* MATERIAL SUPPLIED
= = =

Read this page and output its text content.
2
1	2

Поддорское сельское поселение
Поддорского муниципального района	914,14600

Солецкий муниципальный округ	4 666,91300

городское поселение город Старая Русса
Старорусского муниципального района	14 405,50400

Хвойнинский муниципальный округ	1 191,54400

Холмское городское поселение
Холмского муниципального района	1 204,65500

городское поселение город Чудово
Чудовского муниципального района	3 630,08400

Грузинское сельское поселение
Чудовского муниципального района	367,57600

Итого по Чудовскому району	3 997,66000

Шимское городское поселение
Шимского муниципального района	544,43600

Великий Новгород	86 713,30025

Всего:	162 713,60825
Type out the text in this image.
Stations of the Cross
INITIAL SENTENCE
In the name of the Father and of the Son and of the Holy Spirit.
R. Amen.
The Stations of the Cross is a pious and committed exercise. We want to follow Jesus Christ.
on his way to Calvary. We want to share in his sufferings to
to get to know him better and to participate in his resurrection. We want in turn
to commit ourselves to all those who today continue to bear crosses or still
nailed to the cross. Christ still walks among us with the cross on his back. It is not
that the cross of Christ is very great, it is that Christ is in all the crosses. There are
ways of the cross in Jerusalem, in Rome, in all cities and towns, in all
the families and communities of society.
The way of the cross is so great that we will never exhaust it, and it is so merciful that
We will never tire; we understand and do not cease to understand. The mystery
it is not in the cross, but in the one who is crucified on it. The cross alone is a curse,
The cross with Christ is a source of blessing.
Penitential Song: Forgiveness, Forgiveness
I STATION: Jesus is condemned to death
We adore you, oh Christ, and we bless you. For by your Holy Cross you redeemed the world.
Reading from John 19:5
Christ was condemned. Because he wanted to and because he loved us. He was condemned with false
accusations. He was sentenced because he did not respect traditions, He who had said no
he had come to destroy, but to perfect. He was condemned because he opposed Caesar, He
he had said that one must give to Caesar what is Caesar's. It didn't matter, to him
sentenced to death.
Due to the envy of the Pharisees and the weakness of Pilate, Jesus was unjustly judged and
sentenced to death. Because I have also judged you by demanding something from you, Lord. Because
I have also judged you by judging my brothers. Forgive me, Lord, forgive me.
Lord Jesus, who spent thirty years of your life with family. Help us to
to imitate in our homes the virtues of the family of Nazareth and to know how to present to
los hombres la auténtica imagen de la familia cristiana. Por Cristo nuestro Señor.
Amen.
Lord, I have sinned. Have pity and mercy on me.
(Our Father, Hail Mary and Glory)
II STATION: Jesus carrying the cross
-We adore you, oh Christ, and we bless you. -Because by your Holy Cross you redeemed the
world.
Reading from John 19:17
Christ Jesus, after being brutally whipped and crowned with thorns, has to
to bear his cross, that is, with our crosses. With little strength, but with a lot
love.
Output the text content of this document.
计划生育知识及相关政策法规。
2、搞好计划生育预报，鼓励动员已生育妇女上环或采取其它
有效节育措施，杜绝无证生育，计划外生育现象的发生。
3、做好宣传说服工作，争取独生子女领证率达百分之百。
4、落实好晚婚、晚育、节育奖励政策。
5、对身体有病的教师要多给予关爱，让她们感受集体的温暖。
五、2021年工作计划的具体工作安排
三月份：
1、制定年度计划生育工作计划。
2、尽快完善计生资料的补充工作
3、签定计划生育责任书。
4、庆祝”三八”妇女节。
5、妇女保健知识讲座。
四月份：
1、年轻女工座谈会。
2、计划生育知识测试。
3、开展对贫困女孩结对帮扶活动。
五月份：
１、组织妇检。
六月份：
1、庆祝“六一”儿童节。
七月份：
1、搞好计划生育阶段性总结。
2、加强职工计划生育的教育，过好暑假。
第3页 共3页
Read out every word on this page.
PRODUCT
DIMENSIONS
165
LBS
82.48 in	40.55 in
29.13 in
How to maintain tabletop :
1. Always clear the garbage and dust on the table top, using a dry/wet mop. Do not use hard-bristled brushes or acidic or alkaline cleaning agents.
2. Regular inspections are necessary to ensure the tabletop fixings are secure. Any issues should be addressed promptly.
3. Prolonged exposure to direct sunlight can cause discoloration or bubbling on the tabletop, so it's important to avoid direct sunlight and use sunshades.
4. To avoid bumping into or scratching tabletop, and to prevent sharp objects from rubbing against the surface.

= = =

* GOAL
Extract all lines as given.

* THE ANSWER
Read this page and output its text content.
2
1	2

Поддорское сельское поселение
Поддорского муниципального района	914,14600

Солецкий муниципальный округ	4 666,91300

городское поселение город Старая Русса
Старорусского муниципального района	14 405,50400

Хвойнинский муниципальный округ	1 191,54400

Холмское городское поселение
Холмского муниципального района	1 204,65500

городское поселение город Чудово
Чудовского муниципального района	3 630,08400

Грузинское сельское поселение
Чудовского муниципального района	367,57600

Итого по Чудовскому району	3 997,66000

Шимское городское поселение
Шимского муниципального района	544,43600

Великий Новгород	86 713,30025

Всего:	162 713,60825
Type out the text in this image.
Stations of the Cross
INITIAL SENTENCE
In the name of the Father and of the Son and of the Holy Spirit.
R. Amen.
The Stations of the Cross is a pious and committed exercise. We want to follow Jesus Christ.
on his way to Calvary. We want to share in his sufferings to
to get to know him better and to participate in his resurrection. We want in turn
to commit ourselves to all those who today continue to bear crosses or still
nailed to the cross. Christ still walks among us with the cross on his back. It is not
that the cross of Christ is very great, it is that Christ is in all the crosses. There are
ways of the cross in Jerusalem, in Rome, in all cities and towns, in all
the families and communities of society.
The way of the cross is so great that we will never exhaust it, and it is so merciful that
We will never tire; we understand and do not cease to understand. The mystery
it is not in the cross, but in the one who is crucified on it. The cross alone is a curse,
The cross with Christ is a source of blessing.
Penitential Song: Forgiveness, Forgiveness
I STATION: Jesus is condemned to death
We adore you, oh Christ, and we bless you. For by your Holy Cross you redeemed the world.
Reading from John 19:5
Christ was condemned. Because he wanted to and because he loved us. He was condemned with false
accusations. He was sentenced because he did not respect traditions, He who had said no
he had come to destroy, but to perfect. He was condemned because he opposed Caesar, He
he had said that one must give to Caesar what is Caesar's. It didn't matter, to him
sentenced to death.
Due to the envy of the Pharisees and the weakness of Pilate, Jesus was unjustly judged and
sentenced to death. Because I have also judged you by demanding something from you, Lord. Because
I have also judged you by judging my brothers. Forgive me, Lord, forgive me.
Lord Jesus, who spent thirty years of your life with family. Help us to
to imitate in our homes the virtues of the family of Nazareth and to know how to present to
los hombres la auténtica imagen de la familia cristiana. Por Cristo nuestro Señor.
Amen.
Lord, I have sinned. Have pity and mercy on me.
(Our Father, Hail Mary and Glory)
II STATION: Jesus carrying the cross
-We adore you, oh Christ, and we bless you. -Because by your Holy Cross you redeemed the
world.
Reading from John 19:17
Christ Jesus, after being brutally whipped and crowned with thorns, has to
to bear his cross, that is, with our crosses. With little strength, but with a lot
love.
Output the text content of this document.
计划生育知识及相关政策法规。
2、搞好计划生育预报，鼓励动员已生育妇女上环或采取其它
有效节育措施，杜绝无证生育，计划外生育现象的发生。
3、做好宣传说服工作，争取独生子女领证率达百分之百。
4、落实好晚婚、晚育、节育奖励政策。
5、对身体有病的教师要多给予关爱，让她们感受集体的温暖。
五、2021年工作计划的具体工作安排
三月份：
1、制定年度计划生育工作计划。
2、尽快完善计生资料的补充工作
3、签定计划生育责任书。
4、庆祝”三八”妇女节。
5、妇女保健知识讲座。
四月份：
1、年轻女工座谈会。
2、计划生育知识测试。
3、开展对贫困女孩结对帮扶活动。
五月份：
１、组织妇检。
六月份：
1、庆祝“六一”儿童节。
七月份：
1、搞好计划生育阶段性总结。
2、加强职工计划生育的教育，过好暑假。
第3页 共3页
Read out every word on this page.
PRODUCT
DIMENSIONS
165
LBS
82.48 in	40.55 in
29.13 in
How to maintain tabletop :
1. Always clear the garbage and dust on the table top, using a dry/wet mop. Do not use hard-bristled brushes or acidic or alkaline cleaning agents.
2. Regular inspections are necessary to ensure the tabletop fixings are secure. Any issues should be addressed promptly.
3. Prolonged exposure to direct sunlight can cause discoloration or bubbling on the tabletop, so it's important to avoid direct sunlight and use sunshades.
4. To avoid bumping into or scratching tabletop, and to prevent sharp objects from rubbing against the surface.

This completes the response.